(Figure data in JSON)
↓↓↓

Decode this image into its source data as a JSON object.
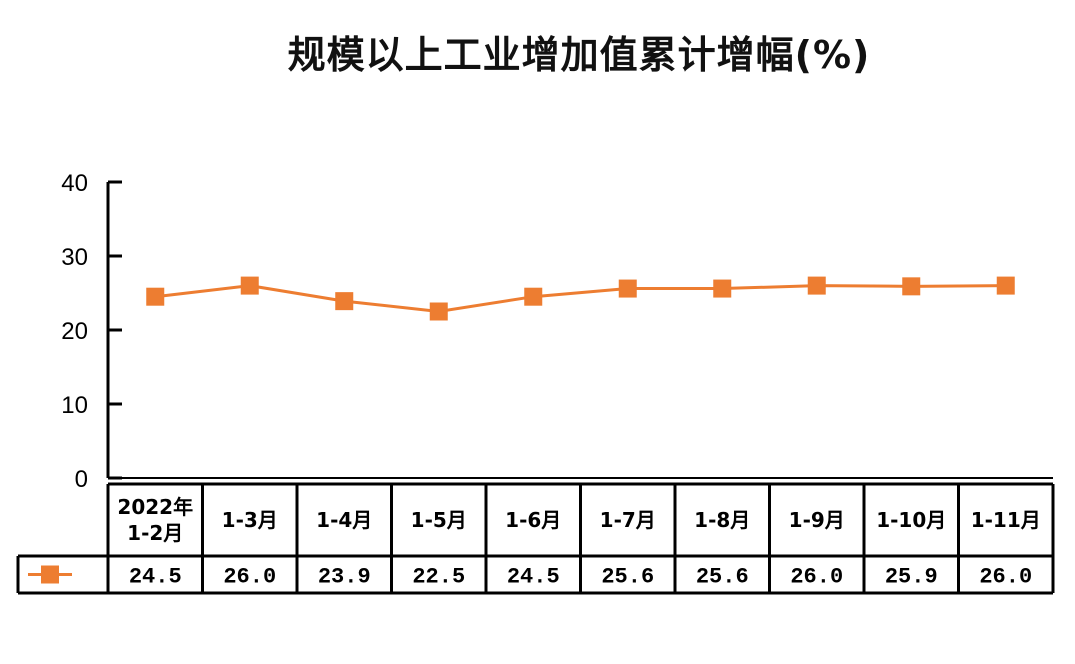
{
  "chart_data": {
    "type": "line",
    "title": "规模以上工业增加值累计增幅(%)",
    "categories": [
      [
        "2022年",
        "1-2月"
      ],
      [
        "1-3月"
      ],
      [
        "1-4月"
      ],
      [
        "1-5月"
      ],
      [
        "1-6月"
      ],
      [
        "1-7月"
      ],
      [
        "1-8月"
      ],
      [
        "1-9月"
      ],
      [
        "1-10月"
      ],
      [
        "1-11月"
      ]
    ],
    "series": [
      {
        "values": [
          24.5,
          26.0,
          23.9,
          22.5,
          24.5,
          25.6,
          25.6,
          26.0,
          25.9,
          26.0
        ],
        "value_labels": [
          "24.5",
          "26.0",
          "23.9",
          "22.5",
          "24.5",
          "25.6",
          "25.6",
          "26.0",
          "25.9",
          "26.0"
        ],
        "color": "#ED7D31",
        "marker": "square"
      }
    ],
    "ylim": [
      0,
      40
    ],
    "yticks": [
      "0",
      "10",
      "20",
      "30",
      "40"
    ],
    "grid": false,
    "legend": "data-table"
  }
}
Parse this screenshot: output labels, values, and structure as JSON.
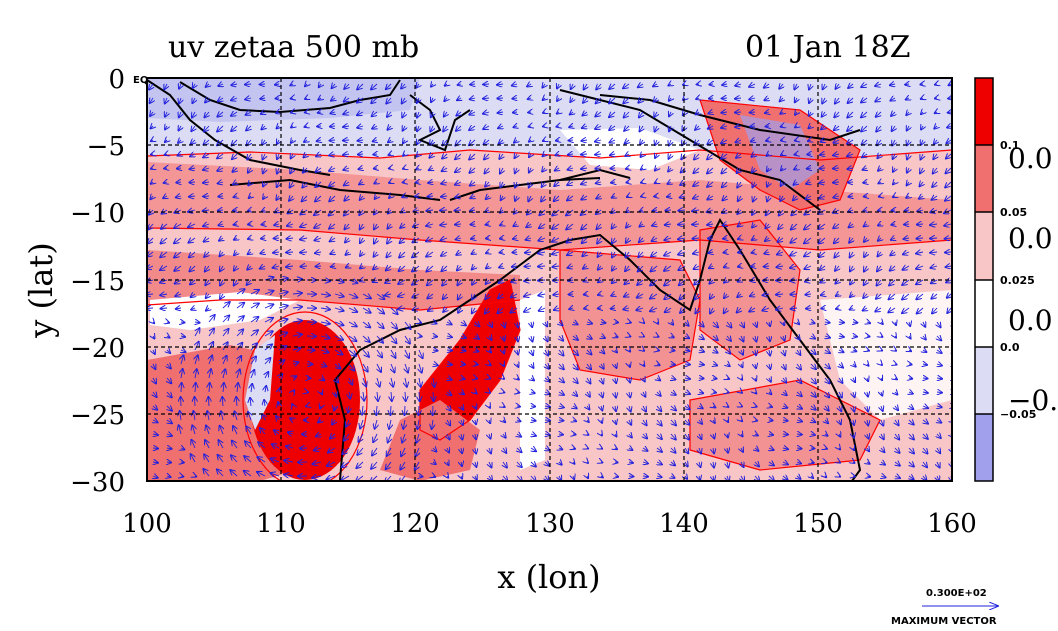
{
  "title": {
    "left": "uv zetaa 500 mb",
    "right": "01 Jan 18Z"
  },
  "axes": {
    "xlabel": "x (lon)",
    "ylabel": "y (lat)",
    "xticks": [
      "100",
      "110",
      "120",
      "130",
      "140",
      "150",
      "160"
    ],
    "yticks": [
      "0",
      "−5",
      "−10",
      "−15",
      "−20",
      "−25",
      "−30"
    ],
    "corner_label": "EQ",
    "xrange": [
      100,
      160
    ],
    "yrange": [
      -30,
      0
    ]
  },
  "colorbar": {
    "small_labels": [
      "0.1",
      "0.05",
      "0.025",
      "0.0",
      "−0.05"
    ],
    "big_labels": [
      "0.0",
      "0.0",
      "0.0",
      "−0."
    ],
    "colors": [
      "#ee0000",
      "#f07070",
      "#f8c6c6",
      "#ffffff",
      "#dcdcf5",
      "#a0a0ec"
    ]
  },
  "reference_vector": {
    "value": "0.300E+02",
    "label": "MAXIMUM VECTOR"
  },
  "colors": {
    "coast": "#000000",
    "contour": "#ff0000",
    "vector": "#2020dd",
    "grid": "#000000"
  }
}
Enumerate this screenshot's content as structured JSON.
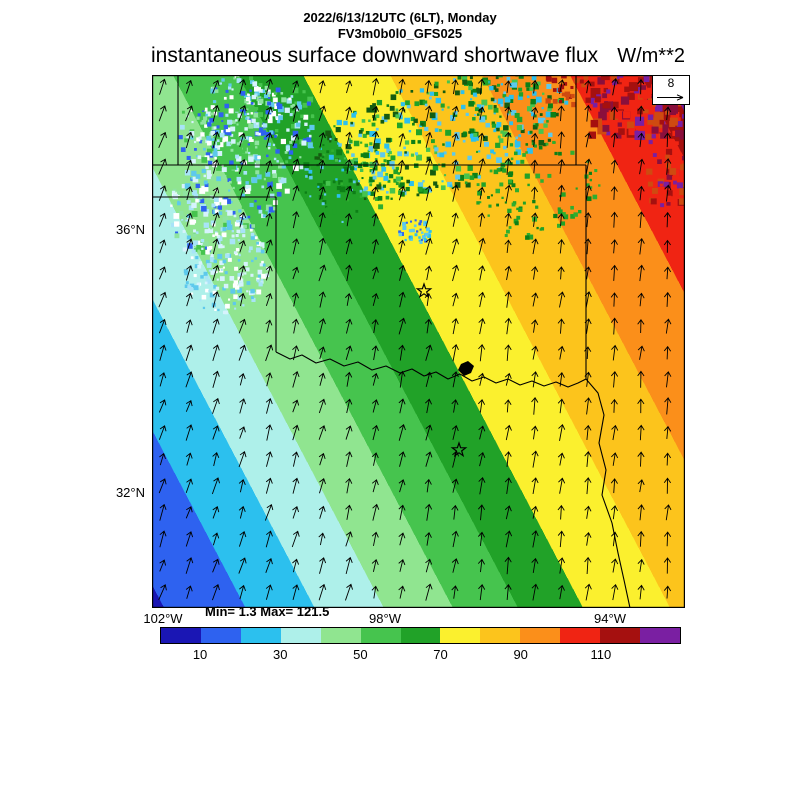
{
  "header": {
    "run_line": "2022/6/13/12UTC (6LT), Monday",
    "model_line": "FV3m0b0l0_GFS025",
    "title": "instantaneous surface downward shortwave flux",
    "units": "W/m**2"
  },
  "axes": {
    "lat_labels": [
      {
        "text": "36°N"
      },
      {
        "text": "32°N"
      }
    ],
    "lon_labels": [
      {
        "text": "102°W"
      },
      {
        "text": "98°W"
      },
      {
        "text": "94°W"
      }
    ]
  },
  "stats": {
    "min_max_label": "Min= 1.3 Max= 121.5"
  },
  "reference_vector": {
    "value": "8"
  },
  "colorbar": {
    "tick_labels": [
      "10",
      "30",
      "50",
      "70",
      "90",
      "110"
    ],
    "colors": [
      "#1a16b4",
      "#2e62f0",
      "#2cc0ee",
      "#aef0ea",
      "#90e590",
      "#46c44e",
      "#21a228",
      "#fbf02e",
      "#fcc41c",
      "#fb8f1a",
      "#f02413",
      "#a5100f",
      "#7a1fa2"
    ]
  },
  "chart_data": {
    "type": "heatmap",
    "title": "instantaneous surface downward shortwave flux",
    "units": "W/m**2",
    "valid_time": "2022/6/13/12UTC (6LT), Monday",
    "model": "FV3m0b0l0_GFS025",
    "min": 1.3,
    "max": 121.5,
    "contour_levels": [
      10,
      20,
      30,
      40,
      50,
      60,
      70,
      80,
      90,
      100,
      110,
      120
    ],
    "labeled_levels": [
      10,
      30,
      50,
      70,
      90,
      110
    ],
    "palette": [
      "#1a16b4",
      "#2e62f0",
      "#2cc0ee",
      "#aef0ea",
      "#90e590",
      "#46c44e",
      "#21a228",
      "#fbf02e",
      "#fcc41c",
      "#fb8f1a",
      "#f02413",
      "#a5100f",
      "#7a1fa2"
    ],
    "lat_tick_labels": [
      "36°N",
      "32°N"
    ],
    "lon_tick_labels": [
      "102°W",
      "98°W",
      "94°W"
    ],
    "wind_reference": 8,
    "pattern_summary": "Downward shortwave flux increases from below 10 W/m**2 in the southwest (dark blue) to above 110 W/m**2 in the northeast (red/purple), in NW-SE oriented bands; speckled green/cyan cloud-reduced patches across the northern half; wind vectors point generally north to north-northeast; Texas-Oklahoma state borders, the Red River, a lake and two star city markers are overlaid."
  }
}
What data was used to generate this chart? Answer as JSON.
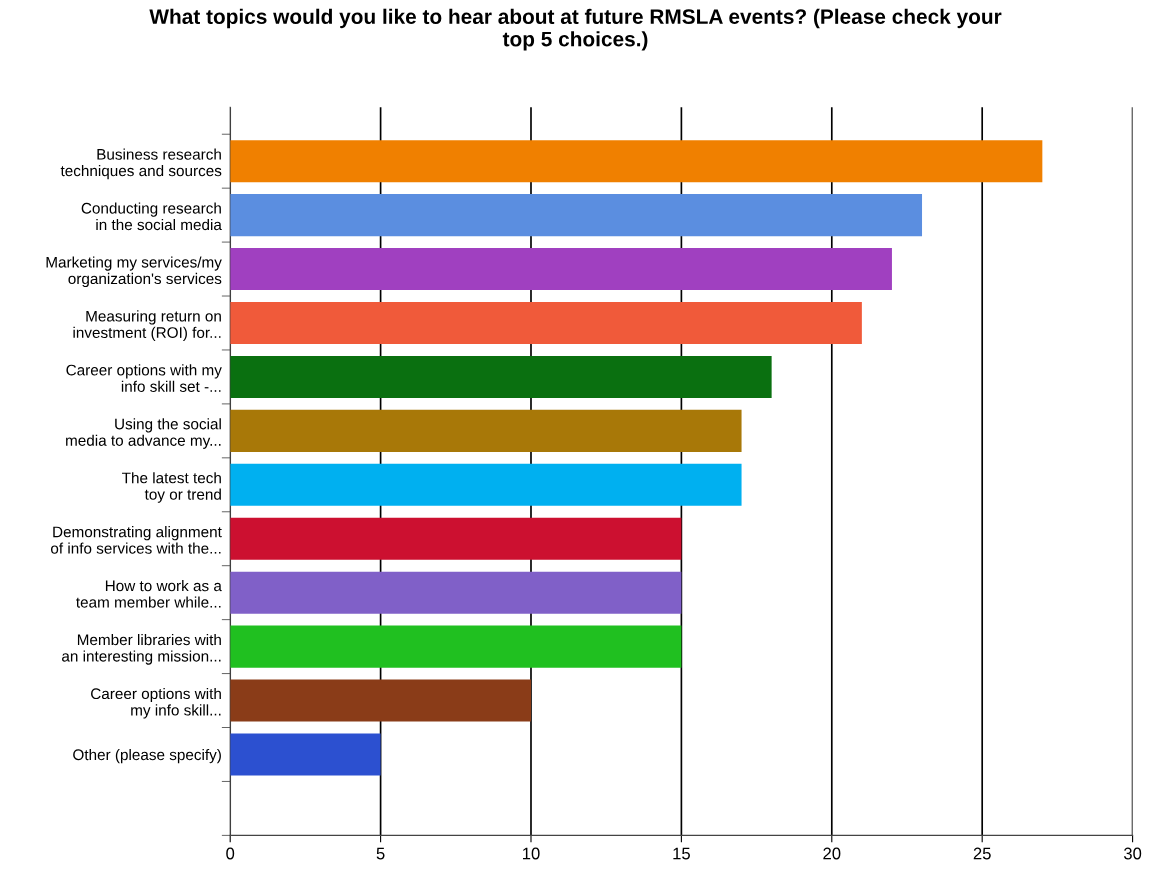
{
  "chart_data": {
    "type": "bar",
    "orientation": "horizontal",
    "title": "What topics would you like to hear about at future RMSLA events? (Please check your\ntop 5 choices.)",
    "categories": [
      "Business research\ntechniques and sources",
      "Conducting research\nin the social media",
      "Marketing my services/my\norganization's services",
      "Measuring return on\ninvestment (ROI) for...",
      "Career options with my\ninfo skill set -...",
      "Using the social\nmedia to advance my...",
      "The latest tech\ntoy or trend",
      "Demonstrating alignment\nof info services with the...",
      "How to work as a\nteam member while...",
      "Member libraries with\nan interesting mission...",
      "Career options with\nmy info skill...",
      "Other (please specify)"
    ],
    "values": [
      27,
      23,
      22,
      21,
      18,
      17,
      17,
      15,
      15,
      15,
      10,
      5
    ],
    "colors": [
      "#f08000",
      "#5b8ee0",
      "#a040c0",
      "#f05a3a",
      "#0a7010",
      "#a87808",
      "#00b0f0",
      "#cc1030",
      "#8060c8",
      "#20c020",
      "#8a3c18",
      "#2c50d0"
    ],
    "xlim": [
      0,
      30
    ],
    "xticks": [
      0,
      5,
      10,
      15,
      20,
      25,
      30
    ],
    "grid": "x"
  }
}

↑↑↑

# Set problem
From the records above, pick out and copy each line holding the word "with".

# The result
      "Career options with my\ninfo skill set -...",
      "Demonstrating alignment\nof info services with the...",
      "Member libraries with\nan interesting mission...",
      "Career options with\nmy info skill...",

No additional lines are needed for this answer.